::: Trecho extraído

PALAVRAS-CHAVE: Escola; Honestidade; Moralidade; Valor moral

ABSTRACT

Impelled by the problems of corruption and dishonesty experienced in our country, the intention of this paper is to discuss the reasons that lead the human being to such behavior and the possible ways to mitigate this conduct. We chose the honesty value to be the object of research and describe the contributions of this moral value in the construction of autonomy and in the formation of the Child character. We conducted an analysis based on the psychogenetic perspective, addressing the main aspects of moral development, according to Piaget (1932/1994), and other theorists who investigated how honesty can be rationally taught and built in a cooperative and democratic way. The intervention research with a qualitative approach was applied in the initial years, containing three phases: (1) Pre-test, (2) Intervention Program and (3) Post-test. The results showed that, after the intervention program, the children disapproved of dishonesty and associated their conceptions with several immoral aspects already known, such as: theft, cheating and lying.

::::::

[Instruções]
A: Liste todas as palavras-chave indicadas no trecho sobre honestidade na escola.
B: Dê prosseguimento ao trecho sobre honestidade na escola a partir da última frase apresentada.

::: Registros brutos

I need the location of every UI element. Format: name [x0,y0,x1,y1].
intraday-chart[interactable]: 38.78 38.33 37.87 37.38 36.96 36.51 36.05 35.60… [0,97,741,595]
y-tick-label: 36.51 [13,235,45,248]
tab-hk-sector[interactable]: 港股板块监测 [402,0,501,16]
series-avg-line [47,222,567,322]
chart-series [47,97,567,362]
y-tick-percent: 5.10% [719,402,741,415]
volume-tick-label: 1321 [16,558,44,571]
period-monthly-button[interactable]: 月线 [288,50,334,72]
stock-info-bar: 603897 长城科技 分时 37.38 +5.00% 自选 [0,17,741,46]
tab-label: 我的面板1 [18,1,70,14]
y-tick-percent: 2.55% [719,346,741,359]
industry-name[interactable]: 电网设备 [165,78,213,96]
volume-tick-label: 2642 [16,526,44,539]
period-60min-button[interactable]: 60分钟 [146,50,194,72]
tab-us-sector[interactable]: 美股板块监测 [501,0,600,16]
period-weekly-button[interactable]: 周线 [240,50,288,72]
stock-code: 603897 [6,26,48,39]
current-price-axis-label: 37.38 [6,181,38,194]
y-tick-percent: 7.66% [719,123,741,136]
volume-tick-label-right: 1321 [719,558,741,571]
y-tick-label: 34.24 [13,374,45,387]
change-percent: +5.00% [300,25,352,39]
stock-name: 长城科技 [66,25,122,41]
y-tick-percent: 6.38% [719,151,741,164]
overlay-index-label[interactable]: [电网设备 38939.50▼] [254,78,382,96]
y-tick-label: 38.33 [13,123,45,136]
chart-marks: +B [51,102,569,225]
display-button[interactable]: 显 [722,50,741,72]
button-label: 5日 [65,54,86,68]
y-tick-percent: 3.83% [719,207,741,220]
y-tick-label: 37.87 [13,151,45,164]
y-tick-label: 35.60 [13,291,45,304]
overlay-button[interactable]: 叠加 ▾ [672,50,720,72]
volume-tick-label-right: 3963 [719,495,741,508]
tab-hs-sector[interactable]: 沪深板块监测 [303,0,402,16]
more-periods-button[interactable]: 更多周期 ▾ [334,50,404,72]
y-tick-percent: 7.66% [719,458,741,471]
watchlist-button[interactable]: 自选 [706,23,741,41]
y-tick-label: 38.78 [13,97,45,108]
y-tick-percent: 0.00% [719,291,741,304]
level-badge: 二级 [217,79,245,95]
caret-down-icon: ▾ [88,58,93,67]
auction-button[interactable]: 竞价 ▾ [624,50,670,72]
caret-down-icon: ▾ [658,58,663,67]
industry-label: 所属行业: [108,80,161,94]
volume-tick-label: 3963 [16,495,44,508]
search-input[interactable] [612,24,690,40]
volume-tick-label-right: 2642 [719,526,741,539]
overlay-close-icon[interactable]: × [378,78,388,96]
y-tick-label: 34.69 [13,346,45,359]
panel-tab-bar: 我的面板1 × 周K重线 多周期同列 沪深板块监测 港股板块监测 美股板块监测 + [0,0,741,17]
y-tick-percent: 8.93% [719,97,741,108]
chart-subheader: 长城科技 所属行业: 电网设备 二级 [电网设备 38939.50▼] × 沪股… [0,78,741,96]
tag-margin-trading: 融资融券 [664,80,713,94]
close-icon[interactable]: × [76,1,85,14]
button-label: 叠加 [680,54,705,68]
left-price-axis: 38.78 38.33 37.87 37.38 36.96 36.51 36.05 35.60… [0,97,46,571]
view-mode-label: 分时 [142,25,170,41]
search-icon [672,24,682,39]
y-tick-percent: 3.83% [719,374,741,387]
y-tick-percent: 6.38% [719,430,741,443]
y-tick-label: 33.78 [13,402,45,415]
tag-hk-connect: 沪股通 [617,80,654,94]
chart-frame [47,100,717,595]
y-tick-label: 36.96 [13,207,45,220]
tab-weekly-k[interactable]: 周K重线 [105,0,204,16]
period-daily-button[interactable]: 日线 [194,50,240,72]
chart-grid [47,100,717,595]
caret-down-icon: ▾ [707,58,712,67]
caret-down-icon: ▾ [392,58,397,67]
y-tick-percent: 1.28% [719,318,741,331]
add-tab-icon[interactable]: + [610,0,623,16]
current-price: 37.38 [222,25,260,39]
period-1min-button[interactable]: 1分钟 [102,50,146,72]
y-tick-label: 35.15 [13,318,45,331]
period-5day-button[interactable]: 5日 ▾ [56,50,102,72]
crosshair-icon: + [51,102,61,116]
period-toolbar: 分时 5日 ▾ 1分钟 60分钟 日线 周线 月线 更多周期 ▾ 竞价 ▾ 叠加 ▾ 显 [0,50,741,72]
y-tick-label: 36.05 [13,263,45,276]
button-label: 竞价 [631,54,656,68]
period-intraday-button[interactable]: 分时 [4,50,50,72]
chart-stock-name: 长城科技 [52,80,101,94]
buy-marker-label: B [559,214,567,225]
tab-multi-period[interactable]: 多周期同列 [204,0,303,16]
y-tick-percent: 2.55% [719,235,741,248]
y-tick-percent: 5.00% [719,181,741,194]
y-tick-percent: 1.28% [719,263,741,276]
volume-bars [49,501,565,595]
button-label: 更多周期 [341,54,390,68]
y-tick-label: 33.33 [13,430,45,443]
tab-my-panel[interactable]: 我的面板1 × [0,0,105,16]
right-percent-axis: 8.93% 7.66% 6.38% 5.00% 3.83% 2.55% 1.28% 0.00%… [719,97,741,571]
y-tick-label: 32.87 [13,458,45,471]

::::::

[Respostas por tarefa]
A: As palavras-chave são Escola, Honestidade, Moralidade e Valor moral.

B:
KEYWORDS: School; Honesty; Morality; Moral value

RESUMEN

Impulsados por los problemas de corrupción y deshonestidad experimentados en nuestro país, la intención de este trabajo es discutir las razones que llevan al ser humano a tal comportamiento y las posibles formas de mitigar esta conducta. Elegimos el valor de la honestidad como objeto de investigación y describimos las contribuciones de este valor moral en la construcción de la autonomía y en la formación del carácter del Niño. Llevamos a cabo un análisis basado en la perspectiva psicogenética, abordando los principales aspectos del desarrollo moral, según Piaget (1932/1994), y otros teóricos que investigaron cómo la honestidad puede enseñarse y construirse racionalmente de manera cooperativa y democrática. La investigación de intervención con un enfoque cualitativo se aplicó en los años iniciales, que contiene tres fases: (1) Prueba previa, (2) Programa de intervención y (3) Prueba posterior. Los resultados mostraron que, después del programa de intervención, los niños desaprobaban la deshonestidad y asociaban sus concepciones con varios aspectos inmorales ya conocidos, tales como: robo, engaño y mentira.

PALABRAS CLAVE: Escuela; Honestidad; Moralidad; Valor moral

Introdução

A pertinência das escolas discutirem temas relacionados à educação moral ou em valores torna-se cada vez mais urgente, frente às conjecturas sociais, políticas e humanas de nossa sociedade atual. A temática da moralidade no ambiente escolar e da construção de valores pessoais socialmente justificados, resulta na reflexão sobre o papel da instituição escolar para a formação integral do indivíduo e sua função educativa, considerando todas as possibilidades humanas.

Segundo La Taille; Menin e colaboradores (2009), um ponto importante a se atentar neste período, de pós-modernismo, é estarmos vivendo um profundo processo de transformação social e mudanças históricas que trazem modificações de hábitos e comportamentos individuais e coletivos. Assim, a concepção de valores morais passa por transformações estruturais e por crises que geram a sensação de vazio existencial.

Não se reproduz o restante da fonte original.